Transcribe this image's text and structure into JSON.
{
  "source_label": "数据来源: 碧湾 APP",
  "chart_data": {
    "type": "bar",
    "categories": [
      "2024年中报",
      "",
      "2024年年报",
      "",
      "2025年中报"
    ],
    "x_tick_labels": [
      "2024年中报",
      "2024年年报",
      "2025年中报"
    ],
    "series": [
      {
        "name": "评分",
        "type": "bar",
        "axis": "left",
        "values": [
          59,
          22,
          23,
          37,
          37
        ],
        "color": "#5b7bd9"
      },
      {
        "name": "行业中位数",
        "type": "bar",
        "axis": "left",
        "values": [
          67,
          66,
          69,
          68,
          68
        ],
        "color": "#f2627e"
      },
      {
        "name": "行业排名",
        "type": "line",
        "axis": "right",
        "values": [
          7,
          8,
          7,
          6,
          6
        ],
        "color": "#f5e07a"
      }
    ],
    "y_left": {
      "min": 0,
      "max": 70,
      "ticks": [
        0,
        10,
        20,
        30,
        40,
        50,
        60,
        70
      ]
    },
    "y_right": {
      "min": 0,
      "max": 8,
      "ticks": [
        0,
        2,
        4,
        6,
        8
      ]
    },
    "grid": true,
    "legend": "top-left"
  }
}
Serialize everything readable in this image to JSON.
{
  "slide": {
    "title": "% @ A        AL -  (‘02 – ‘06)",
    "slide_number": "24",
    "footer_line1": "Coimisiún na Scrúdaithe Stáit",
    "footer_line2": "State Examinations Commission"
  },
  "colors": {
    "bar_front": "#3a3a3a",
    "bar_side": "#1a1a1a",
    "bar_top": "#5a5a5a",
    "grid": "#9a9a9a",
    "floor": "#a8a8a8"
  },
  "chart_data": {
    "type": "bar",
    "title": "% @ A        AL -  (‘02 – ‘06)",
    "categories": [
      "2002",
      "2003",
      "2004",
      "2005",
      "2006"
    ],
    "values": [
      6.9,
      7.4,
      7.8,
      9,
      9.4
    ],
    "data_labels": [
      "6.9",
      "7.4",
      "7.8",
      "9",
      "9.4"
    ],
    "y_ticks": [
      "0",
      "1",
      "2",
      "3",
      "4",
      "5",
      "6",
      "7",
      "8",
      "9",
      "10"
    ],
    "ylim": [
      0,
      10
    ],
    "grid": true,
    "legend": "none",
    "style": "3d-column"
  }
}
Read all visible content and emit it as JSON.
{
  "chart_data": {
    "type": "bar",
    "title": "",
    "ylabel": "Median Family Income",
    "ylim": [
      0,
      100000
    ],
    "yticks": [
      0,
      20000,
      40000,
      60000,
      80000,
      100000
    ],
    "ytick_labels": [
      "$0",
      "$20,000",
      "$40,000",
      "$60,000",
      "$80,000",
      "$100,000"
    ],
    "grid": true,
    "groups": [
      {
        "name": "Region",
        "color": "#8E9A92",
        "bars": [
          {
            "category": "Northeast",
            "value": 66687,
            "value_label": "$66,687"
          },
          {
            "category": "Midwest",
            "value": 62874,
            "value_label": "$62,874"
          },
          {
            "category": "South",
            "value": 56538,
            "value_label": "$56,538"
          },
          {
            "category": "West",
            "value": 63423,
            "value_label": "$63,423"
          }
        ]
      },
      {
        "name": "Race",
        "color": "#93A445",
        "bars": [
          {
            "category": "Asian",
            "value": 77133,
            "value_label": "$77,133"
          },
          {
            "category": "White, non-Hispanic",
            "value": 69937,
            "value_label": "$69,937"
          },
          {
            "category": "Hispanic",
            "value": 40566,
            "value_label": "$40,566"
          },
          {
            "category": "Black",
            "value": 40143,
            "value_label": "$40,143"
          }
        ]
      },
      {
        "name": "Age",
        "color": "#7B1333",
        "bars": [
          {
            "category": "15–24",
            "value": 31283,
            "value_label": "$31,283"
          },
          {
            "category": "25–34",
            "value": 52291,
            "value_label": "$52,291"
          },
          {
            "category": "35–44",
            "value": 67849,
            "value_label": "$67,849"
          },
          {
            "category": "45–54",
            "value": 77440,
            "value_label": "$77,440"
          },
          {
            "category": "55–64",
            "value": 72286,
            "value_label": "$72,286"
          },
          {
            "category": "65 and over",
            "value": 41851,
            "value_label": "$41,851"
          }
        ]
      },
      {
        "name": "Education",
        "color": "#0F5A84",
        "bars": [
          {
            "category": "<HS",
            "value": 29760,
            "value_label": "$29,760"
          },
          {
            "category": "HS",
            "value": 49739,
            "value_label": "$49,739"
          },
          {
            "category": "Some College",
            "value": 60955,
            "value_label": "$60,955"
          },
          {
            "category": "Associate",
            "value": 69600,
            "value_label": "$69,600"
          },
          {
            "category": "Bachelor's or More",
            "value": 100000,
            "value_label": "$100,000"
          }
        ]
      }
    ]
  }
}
============================================================
_Directive_.
The data above must be returned in full, exactly as written.

_Full output_.
Transcribe this image's text and structure into JSON.
{
  "source_label": "数据来源: 碧湾 APP",
  "chart_data": {
    "type": "bar",
    "categories": [
      "2024年中报",
      "",
      "2024年年报",
      "",
      "2025年中报"
    ],
    "x_tick_labels": [
      "2024年中报",
      "2024年年报",
      "2025年中报"
    ],
    "series": [
      {
        "name": "评分",
        "type": "bar",
        "axis": "left",
        "values": [
          59,
          22,
          23,
          37,
          37
        ],
        "color": "#5b7bd9"
      },
      {
        "name": "行业中位数",
        "type": "bar",
        "axis": "left",
        "values": [
          67,
          66,
          69,
          68,
          68
        ],
        "color": "#f2627e"
      },
      {
        "name": "行业排名",
        "type": "line",
        "axis": "right",
        "values": [
          7,
          8,
          7,
          6,
          6
        ],
        "color": "#f5e07a"
      }
    ],
    "y_left": {
      "min": 0,
      "max": 70,
      "ticks": [
        0,
        10,
        20,
        30,
        40,
        50,
        60,
        70
      ]
    },
    "y_right": {
      "min": 0,
      "max": 8,
      "ticks": [
        0,
        2,
        4,
        6,
        8
      ]
    },
    "grid": true,
    "legend": "top-left"
  }
}
Serialize everything readable in this image to JSON.
{
  "slide": {
    "title": "% @ A        AL -  (‘02 – ‘06)",
    "slide_number": "24",
    "footer_line1": "Coimisiún na Scrúdaithe Stáit",
    "footer_line2": "State Examinations Commission"
  },
  "colors": {
    "bar_front": "#3a3a3a",
    "bar_side": "#1a1a1a",
    "bar_top": "#5a5a5a",
    "grid": "#9a9a9a",
    "floor": "#a8a8a8"
  },
  "chart_data": {
    "type": "bar",
    "title": "% @ A        AL -  (‘02 – ‘06)",
    "categories": [
      "2002",
      "2003",
      "2004",
      "2005",
      "2006"
    ],
    "values": [
      6.9,
      7.4,
      7.8,
      9,
      9.4
    ],
    "data_labels": [
      "6.9",
      "7.4",
      "7.8",
      "9",
      "9.4"
    ],
    "y_ticks": [
      "0",
      "1",
      "2",
      "3",
      "4",
      "5",
      "6",
      "7",
      "8",
      "9",
      "10"
    ],
    "ylim": [
      0,
      10
    ],
    "grid": true,
    "legend": "none",
    "style": "3d-column"
  }
}
Read all visible content and emit it as JSON.
{
  "chart_data": {
    "type": "bar",
    "title": "",
    "ylabel": "Median Family Income",
    "ylim": [
      0,
      100000
    ],
    "yticks": [
      0,
      20000,
      40000,
      60000,
      80000,
      100000
    ],
    "ytick_labels": [
      "$0",
      "$20,000",
      "$40,000",
      "$60,000",
      "$80,000",
      "$100,000"
    ],
    "grid": true,
    "groups": [
      {
        "name": "Region",
        "color": "#8E9A92",
        "bars": [
          {
            "category": "Northeast",
            "value": 66687,
            "value_label": "$66,687"
          },
          {
            "category": "Midwest",
            "value": 62874,
            "value_label": "$62,874"
          },
          {
            "category": "South",
            "value": 56538,
            "value_label": "$56,538"
          },
          {
            "category": "West",
            "value": 63423,
            "value_label": "$63,423"
          }
        ]
      },
      {
        "name": "Race",
        "color": "#93A445",
        "bars": [
          {
            "category": "Asian",
            "value": 77133,
            "value_label": "$77,133"
          },
          {
            "category": "White, non-Hispanic",
            "value": 69937,
            "value_label": "$69,937"
          },
          {
            "category": "Hispanic",
            "value": 40566,
            "value_label": "$40,566"
          },
          {
            "category": "Black",
            "value": 40143,
            "value_label": "$40,143"
          }
        ]
      },
      {
        "name": "Age",
        "color": "#7B1333",
        "bars": [
          {
            "category": "15–24",
            "value": 31283,
            "value_label": "$31,283"
          },
          {
            "category": "25–34",
            "value": 52291,
            "value_label": "$52,291"
          },
          {
            "category": "35–44",
            "value": 67849,
            "value_label": "$67,849"
          },
          {
            "category": "45–54",
            "value": 77440,
            "value_label": "$77,440"
          },
          {
            "category": "55–64",
            "value": 72286,
            "value_label": "$72,286"
          },
          {
            "category": "65 and over",
            "value": 41851,
            "value_label": "$41,851"
          }
        ]
      },
      {
        "name": "Education",
        "color": "#0F5A84",
        "bars": [
          {
            "category": "<HS",
            "value": 29760,
            "value_label": "$29,760"
          },
          {
            "category": "HS",
            "value": 49739,
            "value_label": "$49,739"
          },
          {
            "category": "Some College",
            "value": 60955,
            "value_label": "$60,955"
          },
          {
            "category": "Associate",
            "value": 69600,
            "value_label": "$69,600"
          },
          {
            "category": "Bachelor's or More",
            "value": 100000,
            "value_label": "$100,000"
          }
        ]
      }
    ]
  }
}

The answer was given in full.